* _Exercise brief_
Omit the images, then print each record below exactly as it reads.

* _Supplied information_
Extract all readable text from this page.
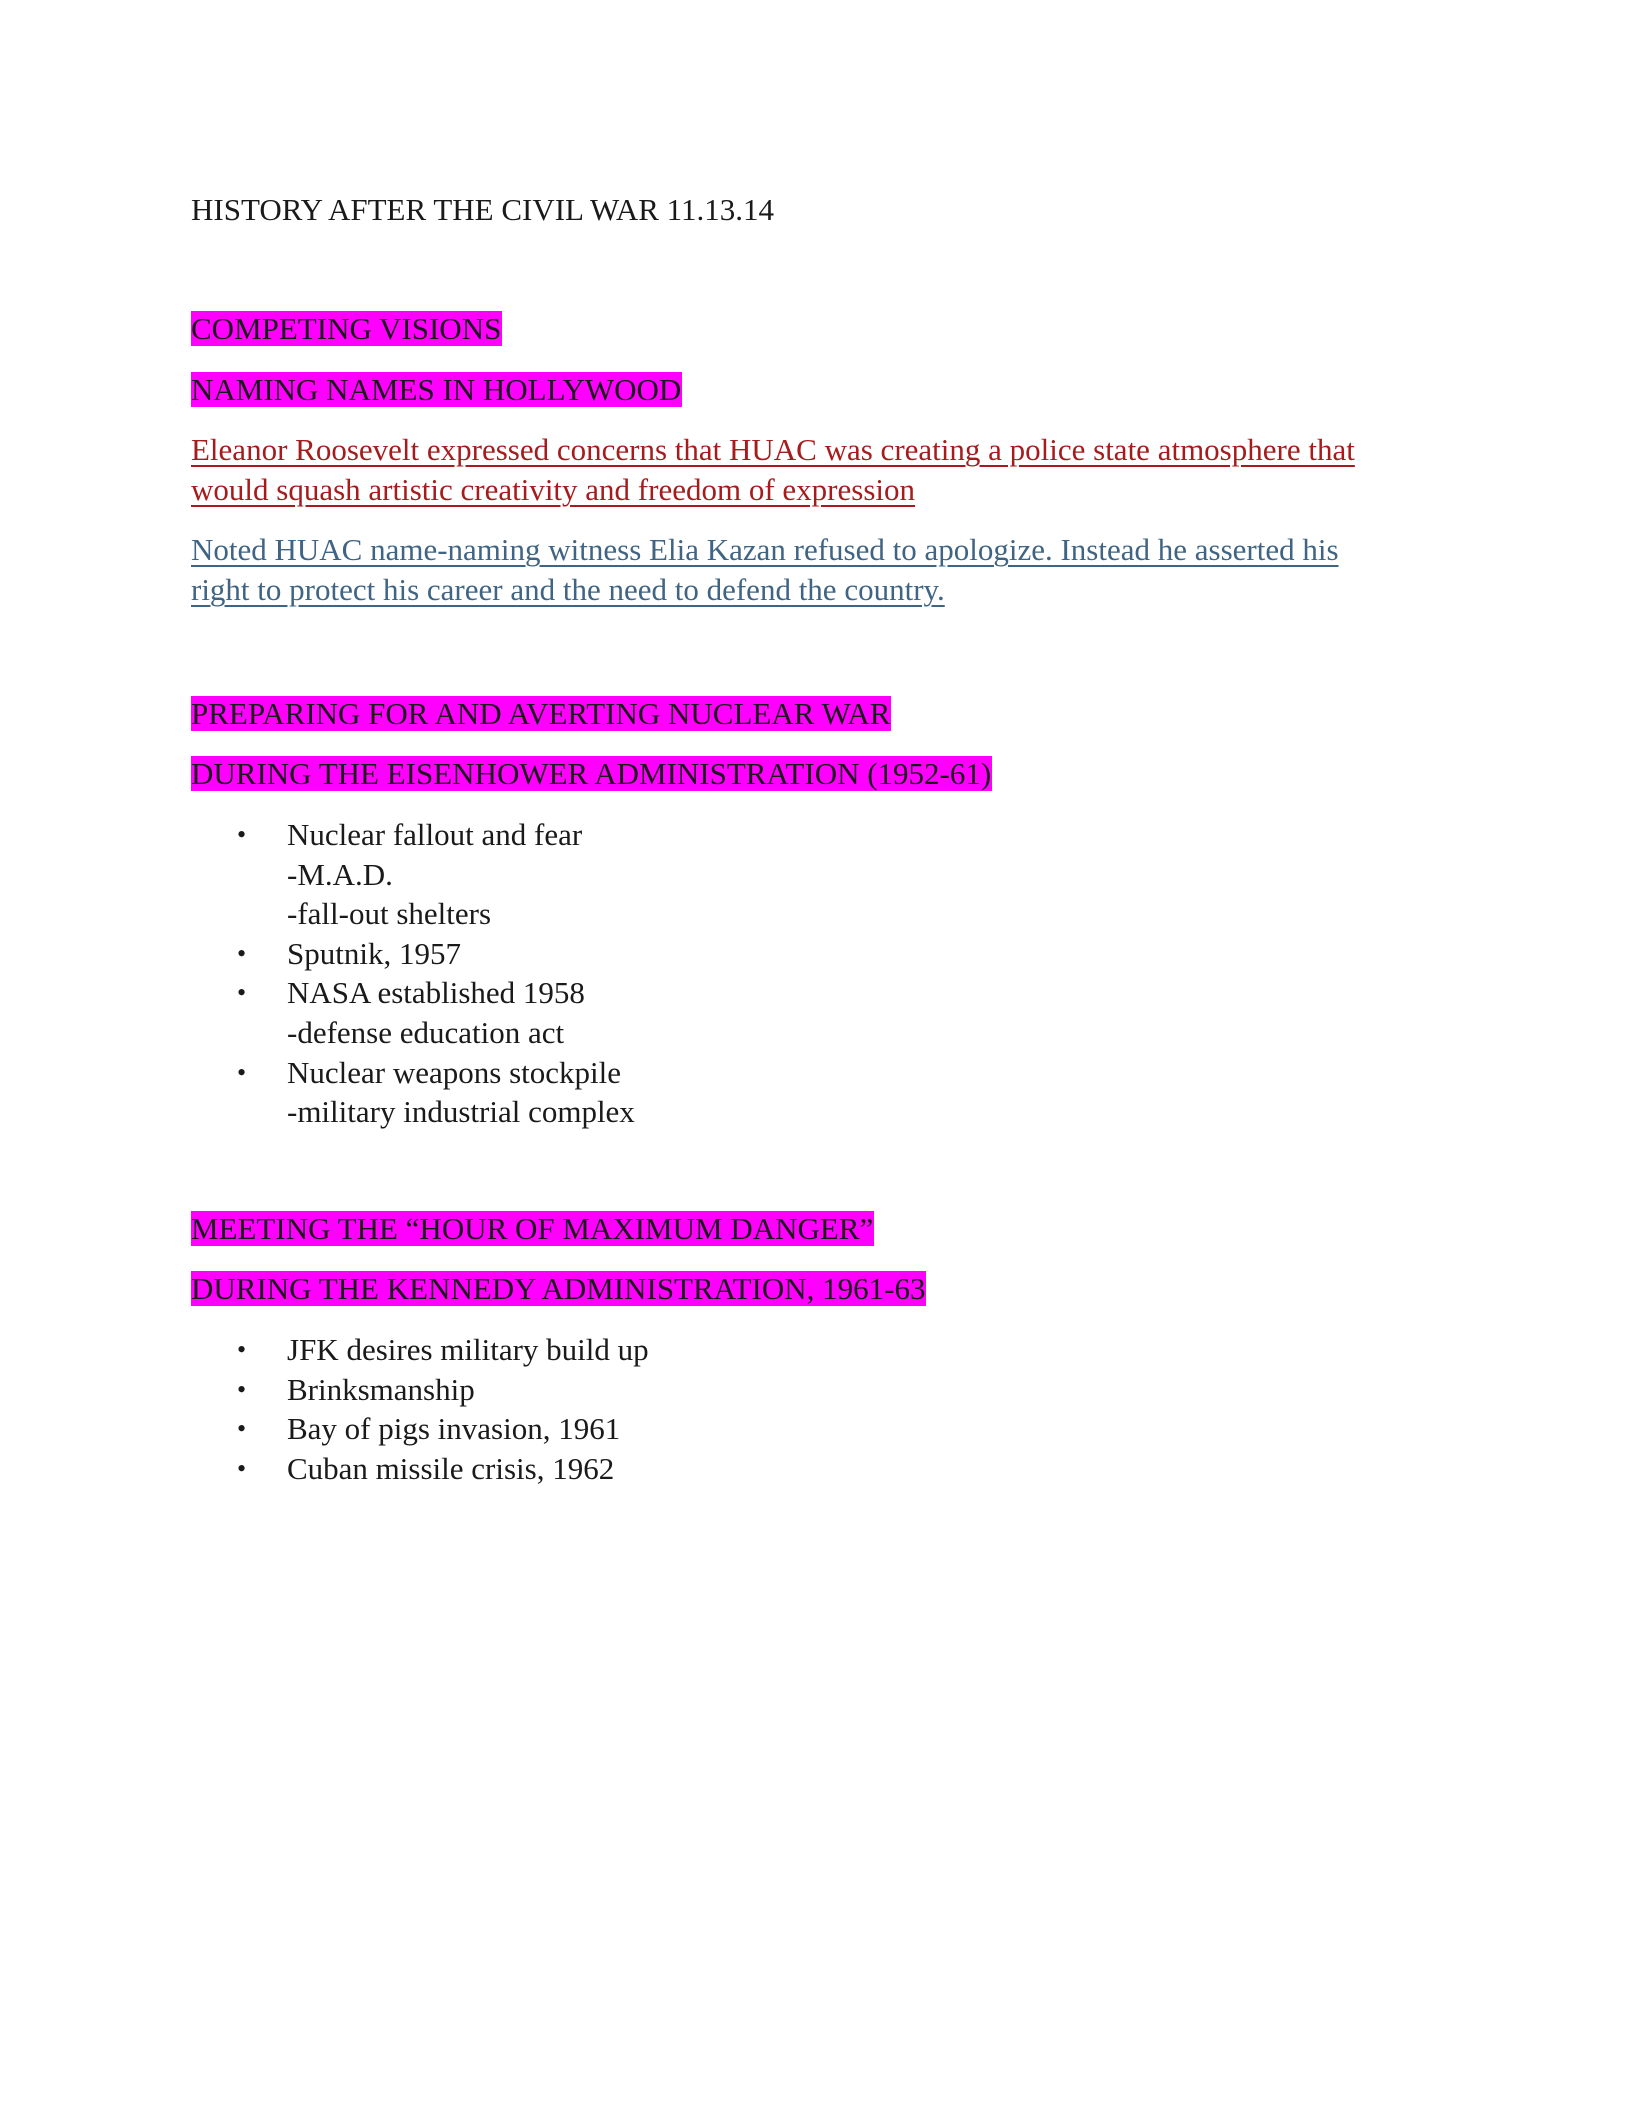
HISTORY AFTER THE CIVIL WAR 11.13.14
COMPETING VISIONS
NAMING NAMES IN HOLLYWOOD
Eleanor Roosevelt expressed concerns that HUAC was creating a police state atmosphere that
would squash artistic creativity and freedom of expression
Noted HUAC name-naming witness Elia Kazan refused to apologize. Instead he asserted his
right to protect his career and the need to defend the country.
PREPARING FOR AND AVERTING NUCLEAR WAR
DURING THE EISENHOWER ADMINISTRATION (1952-61)
• Nuclear fallout and fear
-M.A.D.
-fall-out shelters
• Sputnik, 1957
• NASA established 1958
-defense education act
• Nuclear weapons stockpile
-military industrial complex
MEETING THE “HOUR OF MAXIMUM DANGER”
DURING THE KENNEDY ADMINISTRATION, 1961-63
• JFK desires military build up
• Brinksmanship
• Bay of pigs invasion, 1961
• Cuban missile crisis, 1962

* _Output_
Extract all readable text from this page.
HISTORY AFTER THE CIVIL WAR 11.13.14
COMPETING VISIONS
NAMING NAMES IN HOLLYWOOD
Eleanor Roosevelt expressed concerns that HUAC was creating a police state atmosphere that
would squash artistic creativity and freedom of expression
Noted HUAC name-naming witness Elia Kazan refused to apologize. Instead he asserted his
right to protect his career and the need to defend the country.
PREPARING FOR AND AVERTING NUCLEAR WAR
DURING THE EISENHOWER ADMINISTRATION (1952-61)
• Nuclear fallout and fear
-M.A.D.
-fall-out shelters
• Sputnik, 1957
• NASA established 1958
-defense education act
• Nuclear weapons stockpile
-military industrial complex
MEETING THE “HOUR OF MAXIMUM DANGER”
DURING THE KENNEDY ADMINISTRATION, 1961-63
• JFK desires military build up
• Brinksmanship
• Bay of pigs invasion, 1961
• Cuban missile crisis, 1962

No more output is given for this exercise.